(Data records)

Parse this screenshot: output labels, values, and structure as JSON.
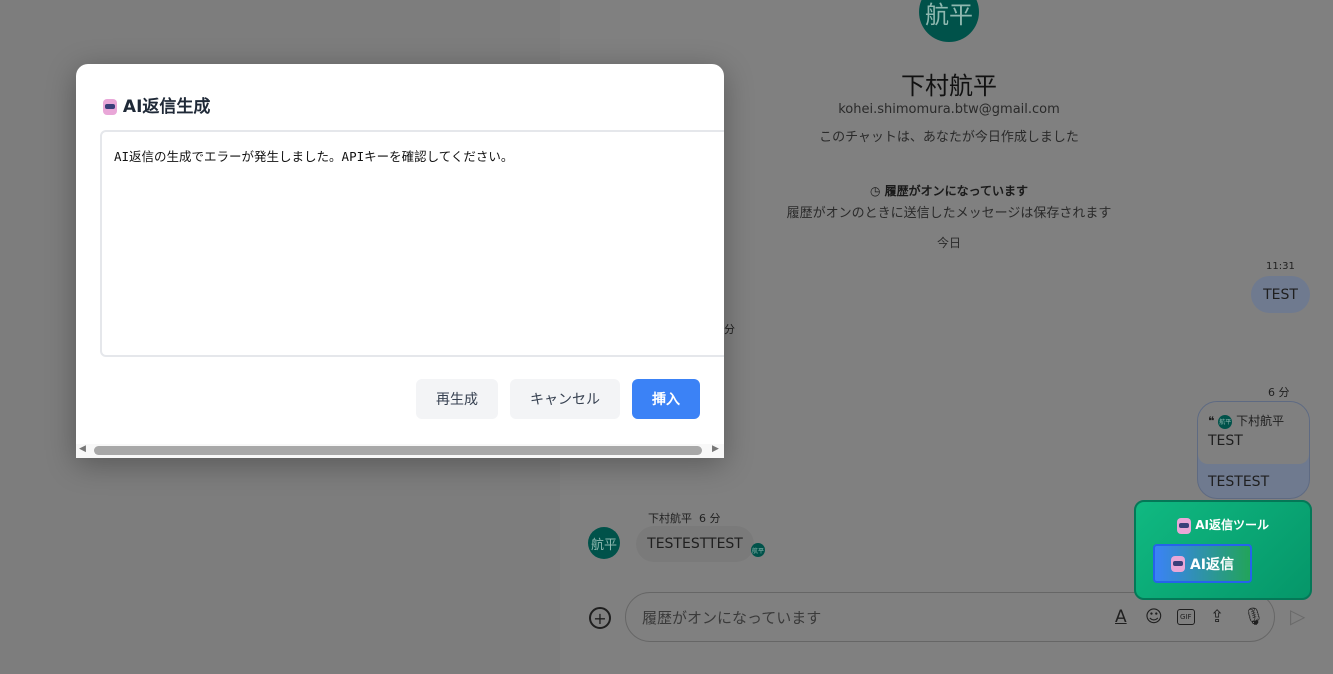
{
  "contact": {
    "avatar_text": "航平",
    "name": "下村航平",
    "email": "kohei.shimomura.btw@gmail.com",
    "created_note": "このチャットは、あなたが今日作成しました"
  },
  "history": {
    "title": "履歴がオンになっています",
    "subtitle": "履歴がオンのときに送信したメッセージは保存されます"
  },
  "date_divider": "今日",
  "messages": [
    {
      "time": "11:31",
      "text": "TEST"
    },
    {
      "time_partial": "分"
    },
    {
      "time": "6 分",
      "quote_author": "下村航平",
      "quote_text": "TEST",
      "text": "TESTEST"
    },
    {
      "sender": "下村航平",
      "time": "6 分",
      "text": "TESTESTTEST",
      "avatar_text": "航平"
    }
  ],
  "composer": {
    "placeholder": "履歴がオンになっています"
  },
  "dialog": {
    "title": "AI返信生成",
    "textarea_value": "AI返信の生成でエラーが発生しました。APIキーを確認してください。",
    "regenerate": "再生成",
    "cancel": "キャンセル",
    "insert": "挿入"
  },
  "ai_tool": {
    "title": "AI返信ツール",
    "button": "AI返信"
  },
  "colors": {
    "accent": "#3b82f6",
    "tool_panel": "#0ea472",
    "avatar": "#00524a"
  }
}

→ **Written task**
Excluding the pictures, restate the records above word for word.

→ **Result**
Parse this screenshot: output labels, values, and structure as JSON.
{
  "contact": {
    "avatar_text": "航平",
    "name": "下村航平",
    "email": "kohei.shimomura.btw@gmail.com",
    "created_note": "このチャットは、あなたが今日作成しました"
  },
  "history": {
    "title": "履歴がオンになっています",
    "subtitle": "履歴がオンのときに送信したメッセージは保存されます"
  },
  "date_divider": "今日",
  "messages": [
    {
      "time": "11:31",
      "text": "TEST"
    },
    {
      "time_partial": "分"
    },
    {
      "time": "6 分",
      "quote_author": "下村航平",
      "quote_text": "TEST",
      "text": "TESTEST"
    },
    {
      "sender": "下村航平",
      "time": "6 分",
      "text": "TESTESTTEST",
      "avatar_text": "航平"
    }
  ],
  "composer": {
    "placeholder": "履歴がオンになっています"
  },
  "dialog": {
    "title": "AI返信生成",
    "textarea_value": "AI返信の生成でエラーが発生しました。APIキーを確認してください。",
    "regenerate": "再生成",
    "cancel": "キャンセル",
    "insert": "挿入"
  },
  "ai_tool": {
    "title": "AI返信ツール",
    "button": "AI返信"
  },
  "colors": {
    "accent": "#3b82f6",
    "tool_panel": "#0ea472",
    "avatar": "#00524a"
  }
}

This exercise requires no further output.